### PROVIDED MATERIAL
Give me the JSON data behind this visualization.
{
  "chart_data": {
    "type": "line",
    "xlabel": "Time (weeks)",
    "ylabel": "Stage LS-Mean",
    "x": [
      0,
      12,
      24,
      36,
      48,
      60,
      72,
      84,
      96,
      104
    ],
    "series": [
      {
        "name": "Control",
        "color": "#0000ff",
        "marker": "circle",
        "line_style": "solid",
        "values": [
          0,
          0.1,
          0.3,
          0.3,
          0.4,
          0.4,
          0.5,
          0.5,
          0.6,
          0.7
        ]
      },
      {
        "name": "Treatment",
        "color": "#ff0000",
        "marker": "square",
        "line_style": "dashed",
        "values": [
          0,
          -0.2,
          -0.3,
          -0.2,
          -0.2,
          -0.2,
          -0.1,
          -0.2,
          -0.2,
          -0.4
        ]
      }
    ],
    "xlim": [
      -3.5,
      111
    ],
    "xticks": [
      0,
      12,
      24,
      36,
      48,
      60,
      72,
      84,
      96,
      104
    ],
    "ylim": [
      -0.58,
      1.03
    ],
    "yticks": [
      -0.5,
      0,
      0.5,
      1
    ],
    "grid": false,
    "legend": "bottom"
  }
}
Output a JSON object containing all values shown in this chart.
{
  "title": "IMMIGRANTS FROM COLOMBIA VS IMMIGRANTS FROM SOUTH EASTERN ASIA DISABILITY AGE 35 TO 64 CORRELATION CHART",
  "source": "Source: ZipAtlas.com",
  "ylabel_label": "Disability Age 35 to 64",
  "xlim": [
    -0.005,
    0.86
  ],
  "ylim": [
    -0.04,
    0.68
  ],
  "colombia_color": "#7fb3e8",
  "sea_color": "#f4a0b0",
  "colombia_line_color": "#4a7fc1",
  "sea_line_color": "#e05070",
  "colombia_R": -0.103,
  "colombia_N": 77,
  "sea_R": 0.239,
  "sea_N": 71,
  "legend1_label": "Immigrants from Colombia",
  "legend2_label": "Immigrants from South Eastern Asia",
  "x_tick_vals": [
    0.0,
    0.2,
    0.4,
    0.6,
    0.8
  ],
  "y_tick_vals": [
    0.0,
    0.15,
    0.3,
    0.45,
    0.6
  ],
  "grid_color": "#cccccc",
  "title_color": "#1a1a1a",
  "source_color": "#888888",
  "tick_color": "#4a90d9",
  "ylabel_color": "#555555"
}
######
> AIM
The required output is the exact sequence of lines from the one containing "Output a JSON" through the end of the listing, both endpoints included.

> COMPLETE RESPONSE
Output a JSON object containing all values shown in this chart.
{
  "title": "IMMIGRANTS FROM COLOMBIA VS IMMIGRANTS FROM SOUTH EASTERN ASIA DISABILITY AGE 35 TO 64 CORRELATION CHART",
  "source": "Source: ZipAtlas.com",
  "ylabel_label": "Disability Age 35 to 64",
  "xlim": [
    -0.005,
    0.86
  ],
  "ylim": [
    -0.04,
    0.68
  ],
  "colombia_color": "#7fb3e8",
  "sea_color": "#f4a0b0",
  "colombia_line_color": "#4a7fc1",
  "sea_line_color": "#e05070",
  "colombia_R": -0.103,
  "colombia_N": 77,
  "sea_R": 0.239,
  "sea_N": 71,
  "legend1_label": "Immigrants from Colombia",
  "legend2_label": "Immigrants from South Eastern Asia",
  "x_tick_vals": [
    0.0,
    0.2,
    0.4,
    0.6,
    0.8
  ],
  "y_tick_vals": [
    0.0,
    0.15,
    0.3,
    0.45,
    0.6
  ],
  "grid_color": "#cccccc",
  "title_color": "#1a1a1a",
  "source_color": "#888888",
  "tick_color": "#4a90d9",
  "ylabel_color": "#555555"
}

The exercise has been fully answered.